### [GOAL OF THE EXERCISE]
Please reproduce the rows below word for word, starting at the row that contains "List UI elements" and ending at the row that contains "data-point [658,390,664,396]". Leave the pictures out of your copy.
— BEGIN STORED RECORDS —
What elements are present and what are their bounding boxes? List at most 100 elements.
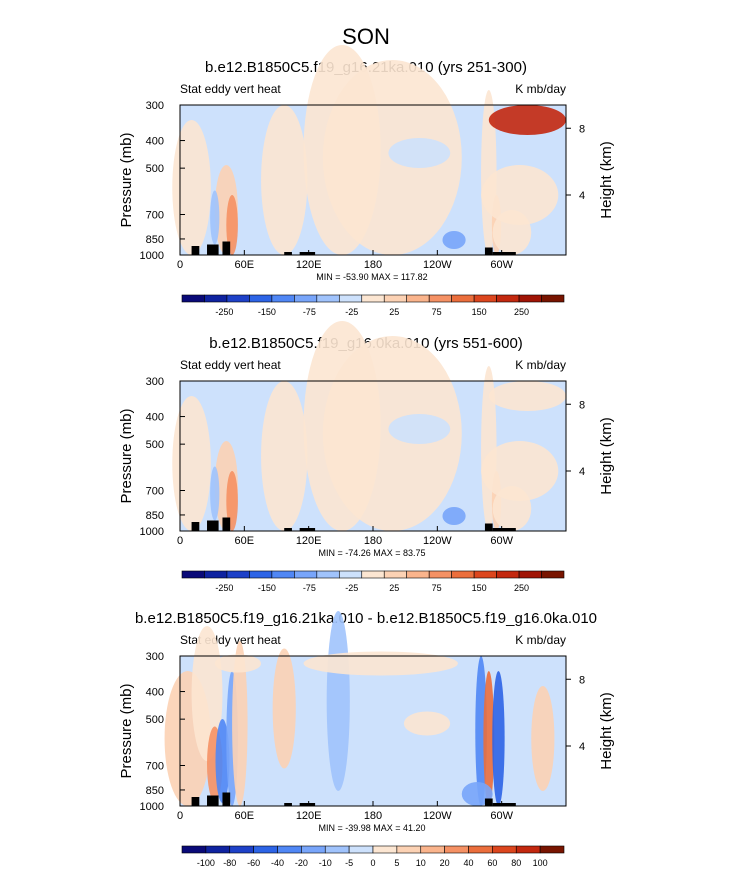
— END STORED RECORDS —
— BEGIN STORED RECORDS —
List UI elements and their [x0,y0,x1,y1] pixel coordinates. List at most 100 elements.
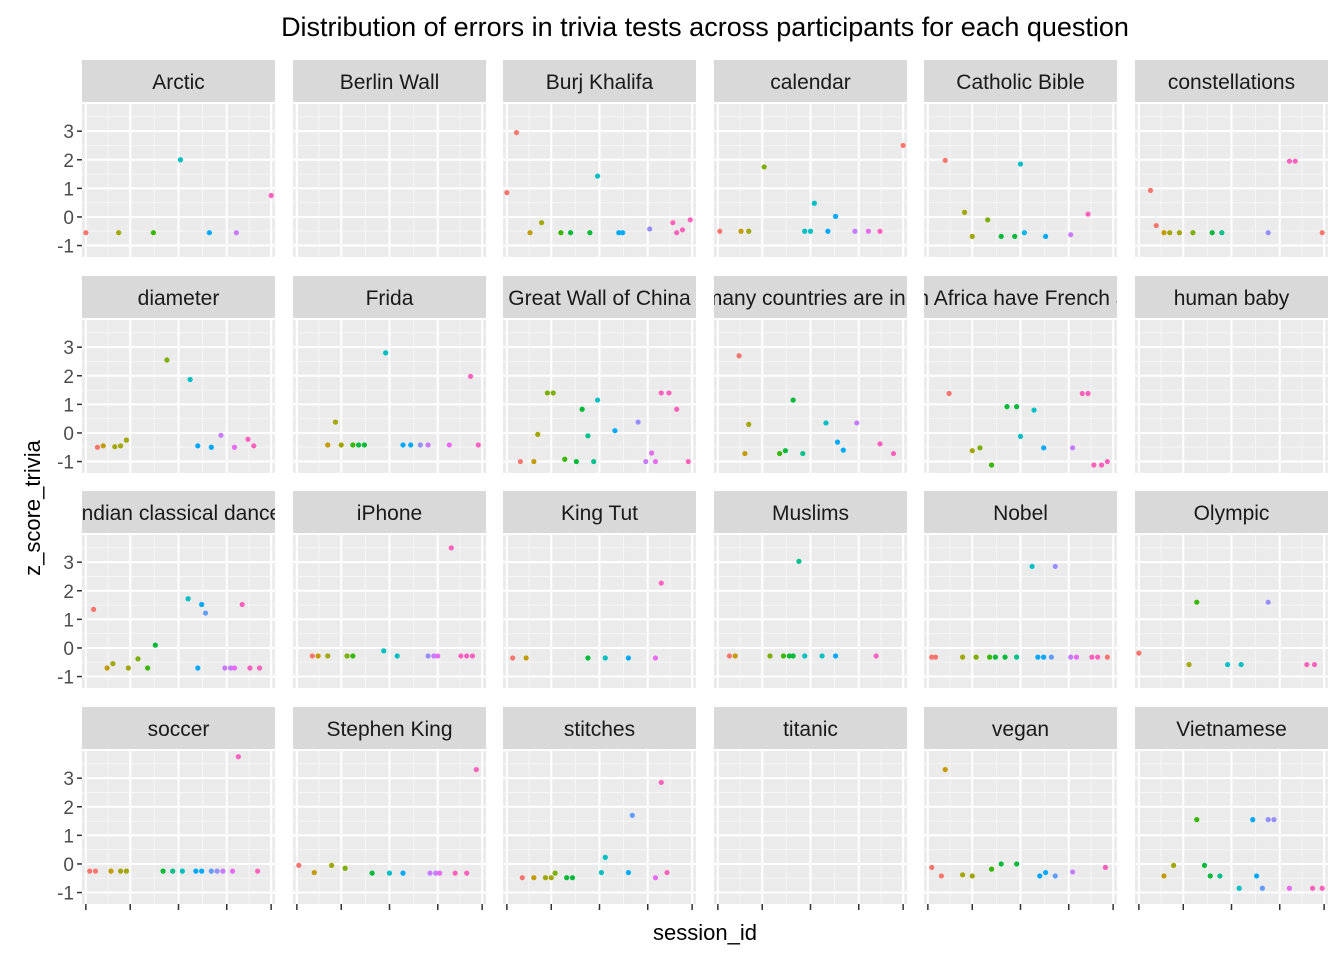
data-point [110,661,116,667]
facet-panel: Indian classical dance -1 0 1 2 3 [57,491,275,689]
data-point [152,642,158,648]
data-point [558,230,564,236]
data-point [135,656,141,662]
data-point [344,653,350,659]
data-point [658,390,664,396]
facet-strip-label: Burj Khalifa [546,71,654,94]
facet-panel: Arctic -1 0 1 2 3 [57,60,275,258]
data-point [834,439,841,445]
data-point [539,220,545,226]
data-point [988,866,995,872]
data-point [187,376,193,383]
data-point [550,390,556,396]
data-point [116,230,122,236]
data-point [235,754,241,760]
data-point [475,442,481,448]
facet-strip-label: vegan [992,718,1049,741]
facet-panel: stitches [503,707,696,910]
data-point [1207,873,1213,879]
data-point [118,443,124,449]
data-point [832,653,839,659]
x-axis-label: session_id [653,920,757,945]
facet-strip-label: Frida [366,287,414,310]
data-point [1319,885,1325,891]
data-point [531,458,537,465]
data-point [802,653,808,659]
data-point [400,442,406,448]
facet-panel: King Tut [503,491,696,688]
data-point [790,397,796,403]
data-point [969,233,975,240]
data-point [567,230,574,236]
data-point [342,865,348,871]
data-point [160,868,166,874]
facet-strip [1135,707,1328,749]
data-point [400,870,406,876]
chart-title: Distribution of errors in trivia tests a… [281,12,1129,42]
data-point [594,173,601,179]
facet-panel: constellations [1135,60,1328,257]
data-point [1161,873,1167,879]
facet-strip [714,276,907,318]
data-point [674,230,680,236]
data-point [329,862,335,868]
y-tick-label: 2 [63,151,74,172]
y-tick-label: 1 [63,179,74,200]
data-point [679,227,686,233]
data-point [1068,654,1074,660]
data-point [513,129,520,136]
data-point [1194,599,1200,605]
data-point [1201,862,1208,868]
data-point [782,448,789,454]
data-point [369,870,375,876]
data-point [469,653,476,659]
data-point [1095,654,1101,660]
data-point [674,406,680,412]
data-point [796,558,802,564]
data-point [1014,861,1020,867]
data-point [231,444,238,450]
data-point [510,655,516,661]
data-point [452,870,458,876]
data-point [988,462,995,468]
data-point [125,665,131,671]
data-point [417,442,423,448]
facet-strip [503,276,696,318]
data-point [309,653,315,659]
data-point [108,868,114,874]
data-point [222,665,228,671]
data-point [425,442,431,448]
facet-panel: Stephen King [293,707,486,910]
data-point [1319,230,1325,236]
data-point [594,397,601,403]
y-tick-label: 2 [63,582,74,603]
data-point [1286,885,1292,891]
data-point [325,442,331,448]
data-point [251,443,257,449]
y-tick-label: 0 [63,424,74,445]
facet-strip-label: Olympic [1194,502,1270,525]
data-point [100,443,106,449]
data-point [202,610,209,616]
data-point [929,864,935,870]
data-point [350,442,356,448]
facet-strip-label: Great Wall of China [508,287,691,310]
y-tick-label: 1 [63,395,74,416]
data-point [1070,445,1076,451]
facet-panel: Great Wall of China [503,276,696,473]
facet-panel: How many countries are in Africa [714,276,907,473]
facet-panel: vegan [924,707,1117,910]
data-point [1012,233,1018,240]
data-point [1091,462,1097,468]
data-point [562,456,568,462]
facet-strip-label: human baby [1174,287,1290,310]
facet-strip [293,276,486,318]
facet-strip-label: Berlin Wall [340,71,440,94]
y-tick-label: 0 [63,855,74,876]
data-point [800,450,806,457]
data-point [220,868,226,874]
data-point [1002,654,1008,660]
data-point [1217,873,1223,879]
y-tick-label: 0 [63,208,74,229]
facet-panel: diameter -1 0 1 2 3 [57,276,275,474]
— END STORED RECORDS —
### [ANSWER FOR THE TASK]
List UI elements and their [x0,y0,x1,y1] pixel coordinates. List at most 100 elements.
data-point [110,661,116,667]
facet-panel: Indian classical dance -1 0 1 2 3 [57,491,275,689]
data-point [152,642,158,648]
data-point [558,230,564,236]
data-point [135,656,141,662]
data-point [344,653,350,659]
data-point [658,390,664,396]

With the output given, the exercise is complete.